_Extracted entries_.
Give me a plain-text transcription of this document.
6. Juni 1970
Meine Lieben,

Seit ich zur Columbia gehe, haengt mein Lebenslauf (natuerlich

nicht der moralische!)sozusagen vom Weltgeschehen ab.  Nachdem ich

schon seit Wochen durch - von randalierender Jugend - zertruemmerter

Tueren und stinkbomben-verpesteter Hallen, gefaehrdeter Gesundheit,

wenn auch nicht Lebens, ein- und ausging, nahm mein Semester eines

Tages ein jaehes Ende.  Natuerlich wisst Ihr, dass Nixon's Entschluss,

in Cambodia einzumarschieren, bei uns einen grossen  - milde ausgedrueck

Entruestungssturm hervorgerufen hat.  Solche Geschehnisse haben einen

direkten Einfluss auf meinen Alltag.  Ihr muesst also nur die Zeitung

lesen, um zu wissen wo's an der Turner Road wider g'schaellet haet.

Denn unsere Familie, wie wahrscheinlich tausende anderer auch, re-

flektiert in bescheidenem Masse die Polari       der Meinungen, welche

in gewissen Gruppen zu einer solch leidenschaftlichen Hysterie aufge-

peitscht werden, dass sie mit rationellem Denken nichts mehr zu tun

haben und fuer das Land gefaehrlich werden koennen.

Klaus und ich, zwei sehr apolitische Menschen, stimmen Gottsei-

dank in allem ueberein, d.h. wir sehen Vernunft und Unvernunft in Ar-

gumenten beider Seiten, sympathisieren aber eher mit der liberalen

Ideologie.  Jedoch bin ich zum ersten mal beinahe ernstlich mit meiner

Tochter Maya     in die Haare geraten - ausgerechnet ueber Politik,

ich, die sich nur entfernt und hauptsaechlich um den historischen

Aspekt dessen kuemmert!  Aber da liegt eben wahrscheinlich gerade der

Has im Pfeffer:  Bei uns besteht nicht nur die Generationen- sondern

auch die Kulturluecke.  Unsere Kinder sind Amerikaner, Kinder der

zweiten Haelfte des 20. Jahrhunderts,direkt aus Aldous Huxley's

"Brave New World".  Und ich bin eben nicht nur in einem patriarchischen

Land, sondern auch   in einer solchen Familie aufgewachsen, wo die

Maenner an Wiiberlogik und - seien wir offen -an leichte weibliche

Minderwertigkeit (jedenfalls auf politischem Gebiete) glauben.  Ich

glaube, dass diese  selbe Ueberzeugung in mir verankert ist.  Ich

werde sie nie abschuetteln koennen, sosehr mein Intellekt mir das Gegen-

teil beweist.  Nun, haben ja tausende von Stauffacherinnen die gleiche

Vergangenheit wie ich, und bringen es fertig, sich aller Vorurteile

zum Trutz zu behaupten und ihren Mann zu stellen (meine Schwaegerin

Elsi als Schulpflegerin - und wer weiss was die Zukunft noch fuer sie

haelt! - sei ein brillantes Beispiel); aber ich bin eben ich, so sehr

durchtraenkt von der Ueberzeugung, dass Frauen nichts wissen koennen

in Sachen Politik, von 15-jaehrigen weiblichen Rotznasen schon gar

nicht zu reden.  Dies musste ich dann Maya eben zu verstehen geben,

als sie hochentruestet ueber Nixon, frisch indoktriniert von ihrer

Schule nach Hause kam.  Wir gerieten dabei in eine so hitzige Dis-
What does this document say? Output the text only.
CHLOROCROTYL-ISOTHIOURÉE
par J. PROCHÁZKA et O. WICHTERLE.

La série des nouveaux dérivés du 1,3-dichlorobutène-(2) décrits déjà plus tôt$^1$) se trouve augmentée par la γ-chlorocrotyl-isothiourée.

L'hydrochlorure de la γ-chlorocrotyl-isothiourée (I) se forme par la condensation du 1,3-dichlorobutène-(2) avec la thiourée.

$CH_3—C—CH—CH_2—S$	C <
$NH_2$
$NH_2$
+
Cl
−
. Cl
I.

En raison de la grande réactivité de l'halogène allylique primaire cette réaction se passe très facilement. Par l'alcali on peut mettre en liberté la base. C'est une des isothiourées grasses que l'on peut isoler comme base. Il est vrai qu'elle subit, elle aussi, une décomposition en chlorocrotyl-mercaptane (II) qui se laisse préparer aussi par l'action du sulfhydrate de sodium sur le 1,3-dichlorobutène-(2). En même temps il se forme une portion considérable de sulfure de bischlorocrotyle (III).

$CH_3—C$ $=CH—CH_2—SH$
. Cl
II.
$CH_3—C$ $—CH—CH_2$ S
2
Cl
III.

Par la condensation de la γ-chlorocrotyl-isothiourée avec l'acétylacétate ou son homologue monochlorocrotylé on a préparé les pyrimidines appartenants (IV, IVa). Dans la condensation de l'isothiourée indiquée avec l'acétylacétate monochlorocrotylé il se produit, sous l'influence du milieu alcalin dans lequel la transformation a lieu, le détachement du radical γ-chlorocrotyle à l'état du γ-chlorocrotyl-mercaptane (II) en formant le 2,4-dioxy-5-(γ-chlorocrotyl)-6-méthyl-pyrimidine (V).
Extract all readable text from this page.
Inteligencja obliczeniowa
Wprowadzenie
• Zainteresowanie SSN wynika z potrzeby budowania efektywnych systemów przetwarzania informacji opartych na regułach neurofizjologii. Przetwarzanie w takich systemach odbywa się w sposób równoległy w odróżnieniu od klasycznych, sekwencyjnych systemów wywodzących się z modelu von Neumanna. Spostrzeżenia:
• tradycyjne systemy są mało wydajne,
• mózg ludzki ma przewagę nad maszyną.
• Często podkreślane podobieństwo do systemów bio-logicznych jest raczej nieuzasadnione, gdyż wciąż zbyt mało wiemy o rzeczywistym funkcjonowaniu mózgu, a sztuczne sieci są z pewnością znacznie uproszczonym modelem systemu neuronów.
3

_What to work on_. Copy every line of the entries above in which "koennen" occurs.

_Exercise result_.
haben und fuer das Land gefaehrlich werden koennen.
werde sie nie abschuetteln koennen, sosehr mein Intellekt mir das Gegen-
durchtraenkt von der Ueberzeugung, dass Frauen nichts wissen koennen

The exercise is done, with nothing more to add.